__What to produce__
All records must be quoted exactly. Omit the pictures.

__Exercise inputs__
_____

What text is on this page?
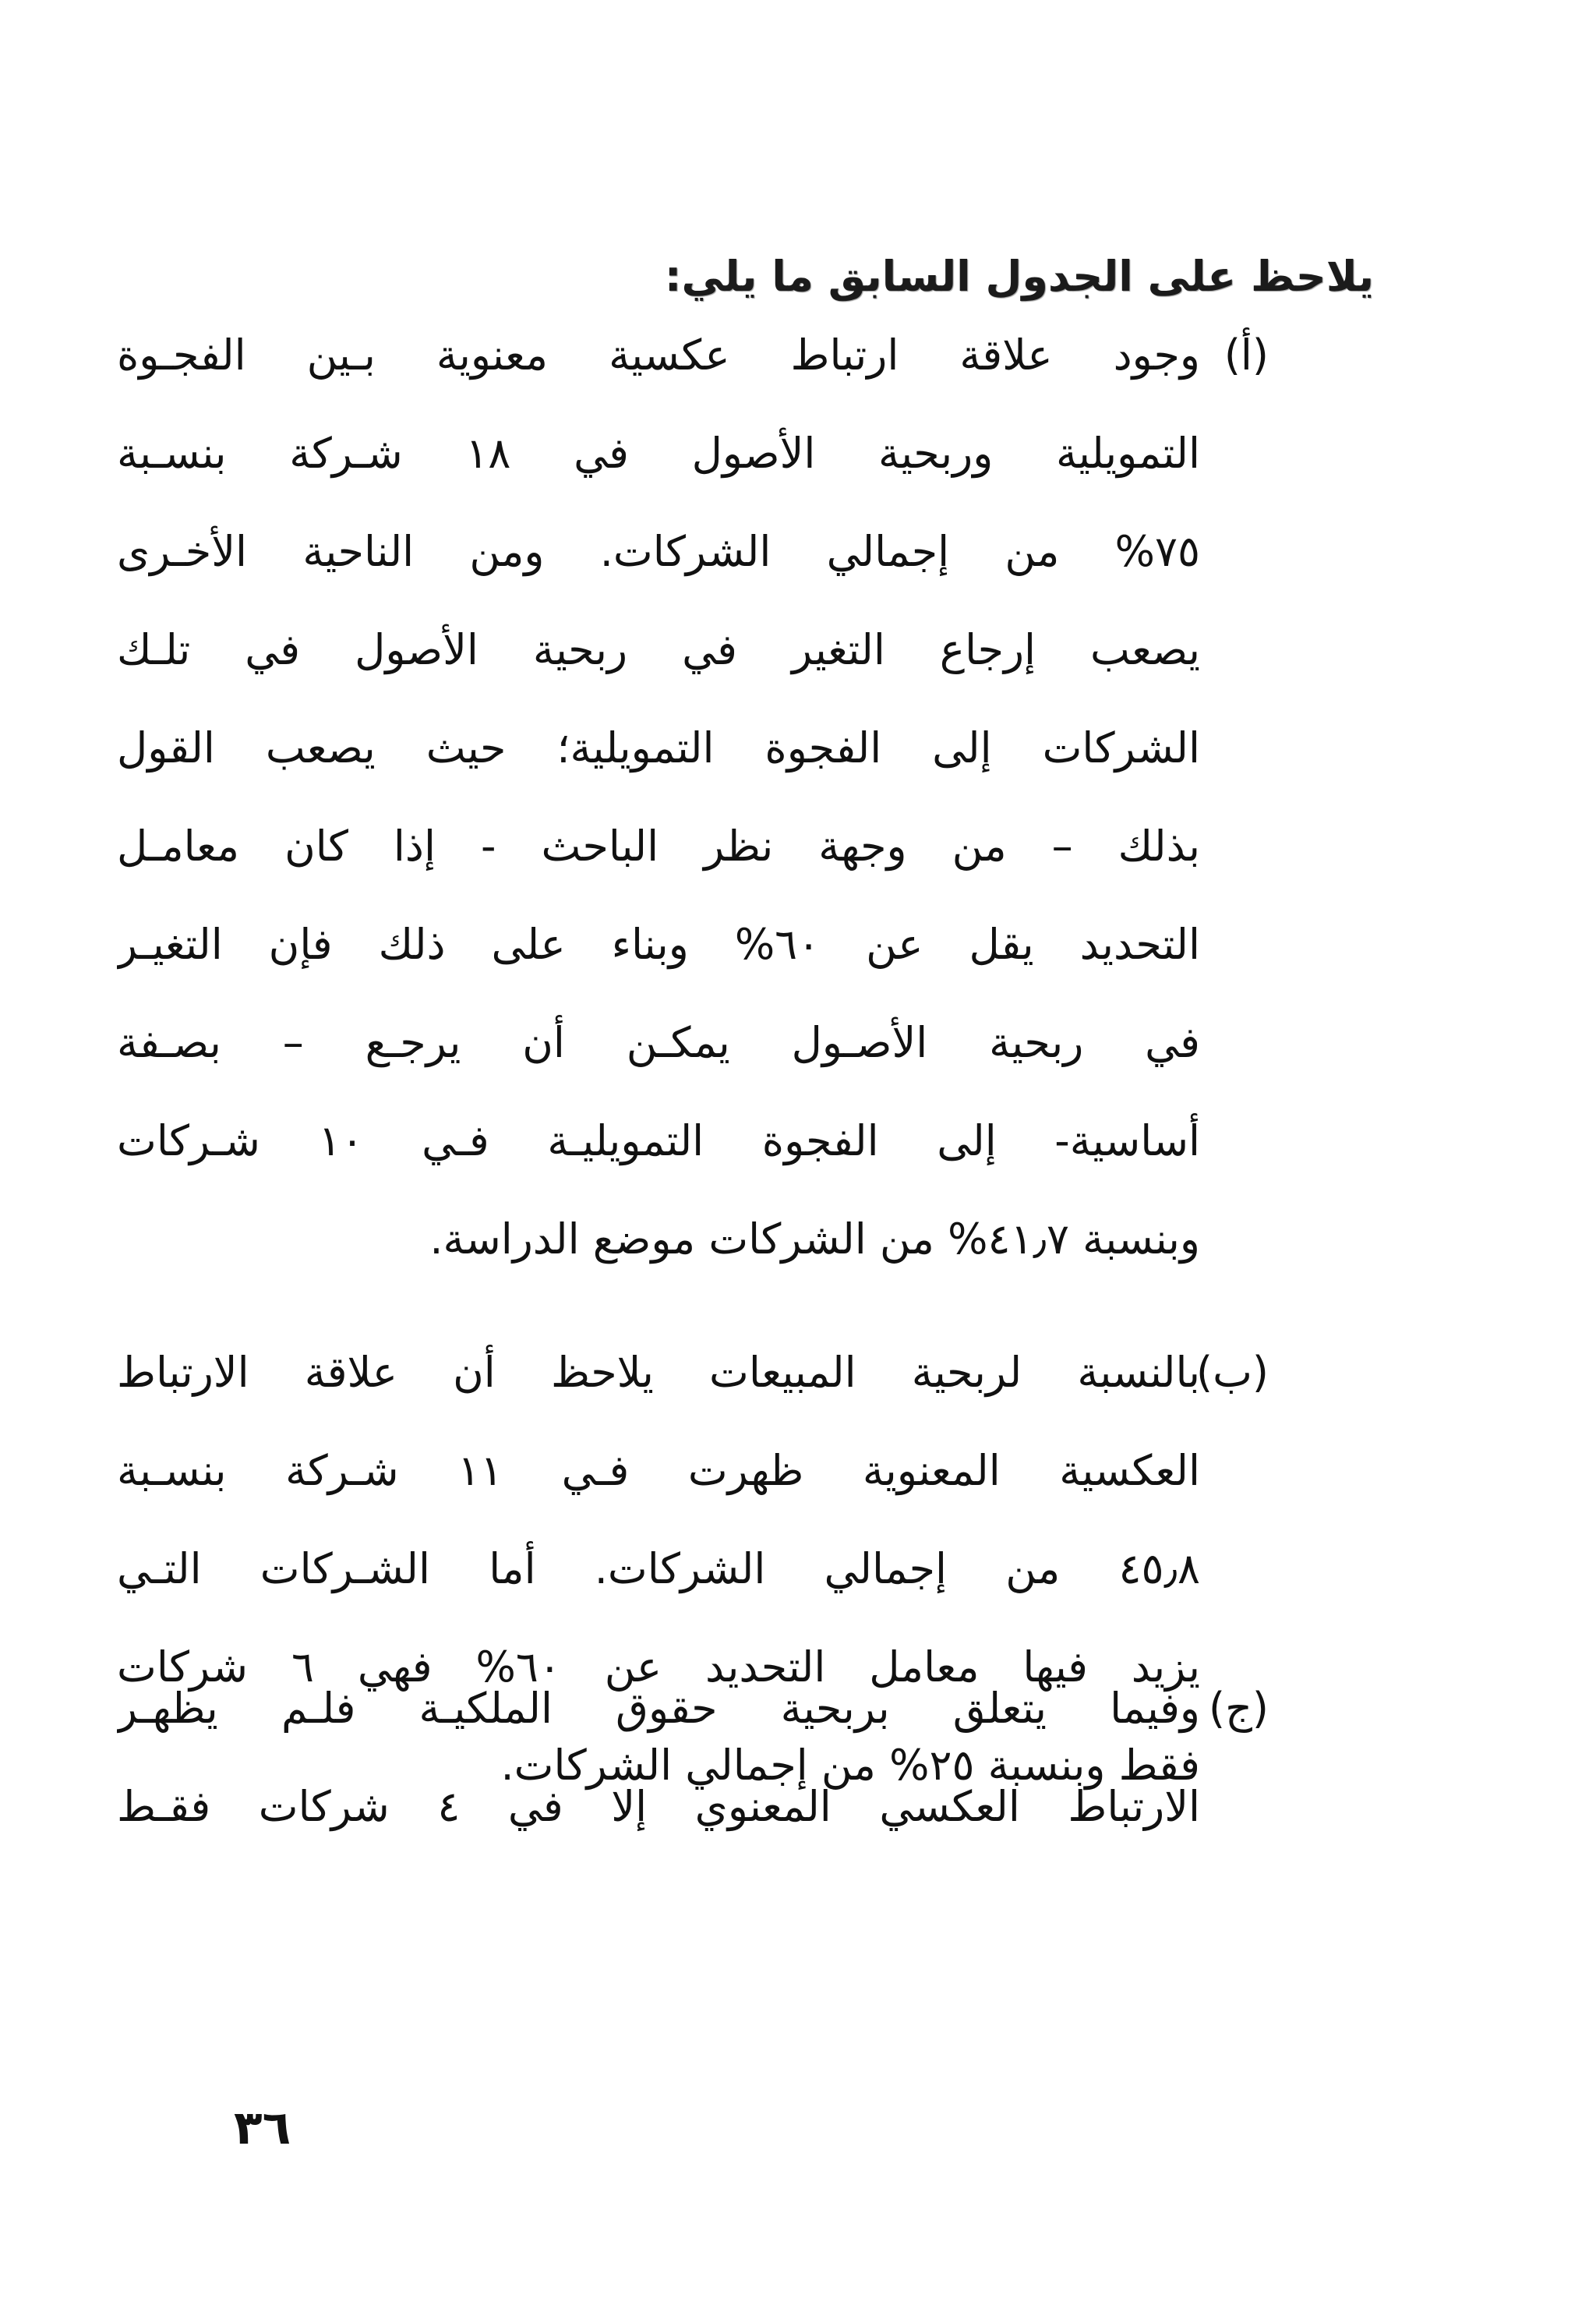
يلاحظ على الجدول السابق ما يلي:
(أ)
وجود علاقة ارتباط عكسية معنوية بـين الفجـوة
التمويلية وربحية الأصول في ١٨ شـركة بنسـبة
٧٥% من إجمالي الشركات. ومن الناحية الأخـرى
يصعب إرجاع التغير في ربحية الأصول في تلـك
الشركات إلى الفجوة التمويلية؛ حيث يصعب القول
بذلك – من وجهة نظر الباحث - إذا كان معامـل
التحديد يقل عن ٦٠% وبناء على ذلك فإن التغيـر
في ربحية الأصـول يمكـن أن يرجـع – بصـفة
أساسية- إلى الفجوة التمويليـة فـي ١٠ شـركات
وبنسبة ٤١٫٧% من الشركات موضع الدراسة.
(ب)
بالنسبة لربحية المبيعات يلاحظ أن علاقة الارتباط
العكسية المعنوية ظهرت فـي ١١ شـركة بنسـبة
٤٥٫٨ من إجمالي الشركات. أما الشـركات التـي
يزيد فيها معامل التحديد عن ٦٠% فهي ٦ شركات
فقط وبنسبة ٢٥% من إجمالي الشركات.
(ج)
وفيما يتعلق بربحية حقوق الملكيـة فلـم يظهـر
الارتباط العكسي المعنوي إلا في ٤ شركات فقـط
٣٦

_____

__Worked solution__
What text is on this page?
يلاحظ على الجدول السابق ما يلي:
(أ)
وجود علاقة ارتباط عكسية معنوية بـين الفجـوة
التمويلية وربحية الأصول في ١٨ شـركة بنسـبة
٧٥% من إجمالي الشركات. ومن الناحية الأخـرى
يصعب إرجاع التغير في ربحية الأصول في تلـك
الشركات إلى الفجوة التمويلية؛ حيث يصعب القول
بذلك – من وجهة نظر الباحث - إذا كان معامـل
التحديد يقل عن ٦٠% وبناء على ذلك فإن التغيـر
في ربحية الأصـول يمكـن أن يرجـع – بصـفة
أساسية- إلى الفجوة التمويليـة فـي ١٠ شـركات
وبنسبة ٤١٫٧% من الشركات موضع الدراسة.
(ب)
بالنسبة لربحية المبيعات يلاحظ أن علاقة الارتباط
العكسية المعنوية ظهرت فـي ١١ شـركة بنسـبة
٤٥٫٨ من إجمالي الشركات. أما الشـركات التـي
يزيد فيها معامل التحديد عن ٦٠% فهي ٦ شركات
فقط وبنسبة ٢٥% من إجمالي الشركات.
(ج)
وفيما يتعلق بربحية حقوق الملكيـة فلـم يظهـر
الارتباط العكسي المعنوي إلا في ٤ شركات فقـط
٣٦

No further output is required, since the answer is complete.